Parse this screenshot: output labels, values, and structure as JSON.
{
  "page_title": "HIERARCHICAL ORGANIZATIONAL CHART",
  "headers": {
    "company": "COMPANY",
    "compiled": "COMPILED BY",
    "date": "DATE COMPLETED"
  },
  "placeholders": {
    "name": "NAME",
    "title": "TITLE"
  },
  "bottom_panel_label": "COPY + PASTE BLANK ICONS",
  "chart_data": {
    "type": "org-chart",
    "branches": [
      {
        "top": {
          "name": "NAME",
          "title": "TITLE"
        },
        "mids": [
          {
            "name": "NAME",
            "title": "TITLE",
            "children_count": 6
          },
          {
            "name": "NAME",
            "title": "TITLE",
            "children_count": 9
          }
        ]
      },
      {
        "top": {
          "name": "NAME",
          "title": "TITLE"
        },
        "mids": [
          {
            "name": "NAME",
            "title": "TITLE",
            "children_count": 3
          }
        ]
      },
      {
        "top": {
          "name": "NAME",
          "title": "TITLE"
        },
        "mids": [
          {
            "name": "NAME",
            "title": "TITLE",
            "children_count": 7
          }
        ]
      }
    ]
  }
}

•••••

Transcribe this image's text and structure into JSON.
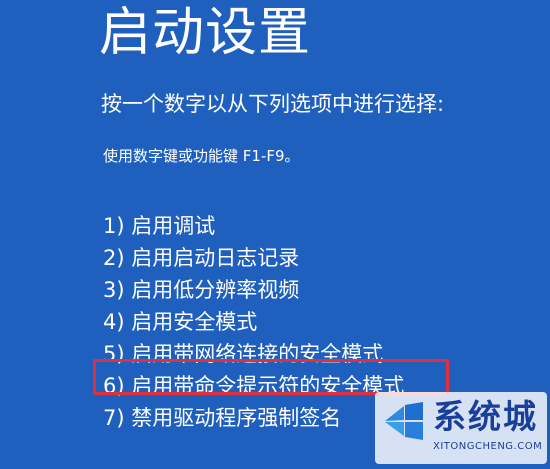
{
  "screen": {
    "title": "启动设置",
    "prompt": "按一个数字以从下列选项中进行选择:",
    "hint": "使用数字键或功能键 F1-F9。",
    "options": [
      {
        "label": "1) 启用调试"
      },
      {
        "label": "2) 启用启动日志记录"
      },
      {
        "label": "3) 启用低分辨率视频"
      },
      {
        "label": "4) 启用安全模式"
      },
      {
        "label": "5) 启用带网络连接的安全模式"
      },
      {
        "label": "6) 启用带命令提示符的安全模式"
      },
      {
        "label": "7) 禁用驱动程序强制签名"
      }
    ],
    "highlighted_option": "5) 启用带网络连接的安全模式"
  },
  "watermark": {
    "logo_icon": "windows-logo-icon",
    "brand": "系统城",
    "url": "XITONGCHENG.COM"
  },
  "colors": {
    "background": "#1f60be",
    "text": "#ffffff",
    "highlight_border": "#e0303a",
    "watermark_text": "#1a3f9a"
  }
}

•••••

* _Instructions for the task_: Extract each line from the entries above that contains the string "structure".

* _Reply to the task_:
Parse this screenshot: output labels, values, and structure as JSON.
Transcribe this image's text and structure into JSON.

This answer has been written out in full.